Things were going well and I was enjoying our email exchanges until she mentioned that she had "a bunch of dogs and a cat". I replied something flippantly that essentially stated that I was the worst lesbian ever because I hated dogs. And then I added that I did experience pug love in the park the other day (with Doug & Darcy – the two adorable pugs you may have seen in the village with their gay boy owners – oddly I don’t know the owners’ names). I love pugs.
 
She replied that she was having difficulty with the fact I hated dogs, and eventually admitted that despite the distance between us and my complicated arrangement with the DS, she was hoping to date me. And apparently because she couldn’t date me and because I am not a dog lover, I have not heard back from her since.
 
I’ve asked people what they thought of this. I can see dog lovers not wanting to date me. but J&C have five or six (or are they up to seven) dogs and they value my friendship. A few people have responded with "well, hate is a strong word and they are likely fearing you abuse dogs".
 
You know, that’s probably true and valid and you can bet I’ll never use "hate" again. However, I will also assert this: I bet if I had said "I hate snakes", no one would care. That’s giving dogs preferential treatment and is discriminatory against other critters of the world.

# Material
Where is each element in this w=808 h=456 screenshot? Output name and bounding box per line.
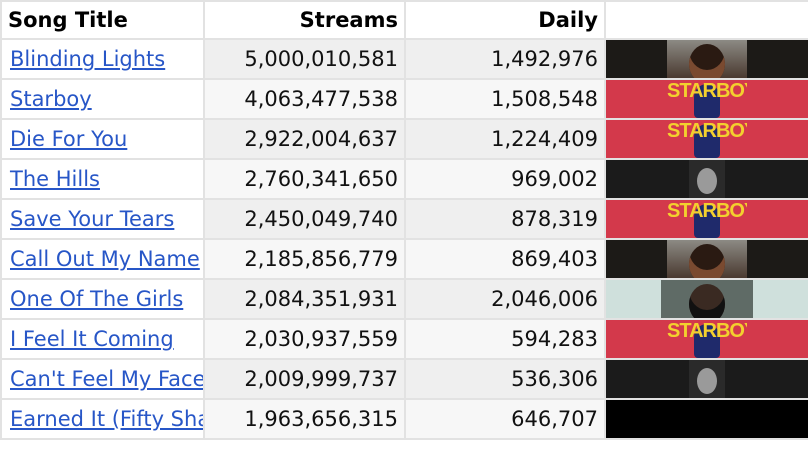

# Task instructions
#1 In the blog post about dogs, what are the names of the two pugs met in the park?
#2 Reproduce the stretch of the blog post about dogs that begins at the words "Things were going" and stops after "I love pugs.".
#3 Proceed with the blog post about dogs, picking up after its final sentence.
The lines play no part here.

# Answer set
#1 Doug and Darcy.

#2
Things were going well and I was enjoying our email exchanges until she mentioned that she had "a bunch of dogs and a cat". I replied something flippantly that essentially stated that I was the worst lesbian ever because I hated dogs. And then I added that I did experience pug love in the park the other day (with Doug & Darcy – the two adorable pugs you may have seen in the village with their gay boy owners – oddly I don’t know the owners’ names). I love pugs.

#3
 
Additionally, I’m willing to bet that if I said that I hate cats, that wouldn’t have caused huge problems either. There are several people in the world who are avowed cat haters. Somehow, it’s ok to hate the ‘aloof’ creature that is cat but not to hate the dopey simpleton that is dog.
 
Beh.

The simple truth.

November 28, 2006 1 comment
 
I was discussing online dating with a co-worker today. She recently got married and hopefully will never have to worry about such things again. Her summary of what she learned from online dating:
 
Everybody has one good picture.
 
Sigh. It’s so true.

It’s a lesbian conspiracy.

November 26, 2006 Leave a comment
 
As mentioned in my previous blog, I hate dogs. I hate the way they smell, I hate that they require more maintenance than a seven year old child, I hate that you have to physically pick up their waste product and I hate that if you don’t, they ruin your lawn. I also hate the hair, the sad look in their eyes when you don’t let them eat what you’re eating and I generally don’t find dogs terribly cute. Except pugs of course, but they have the shedding problem times twenty.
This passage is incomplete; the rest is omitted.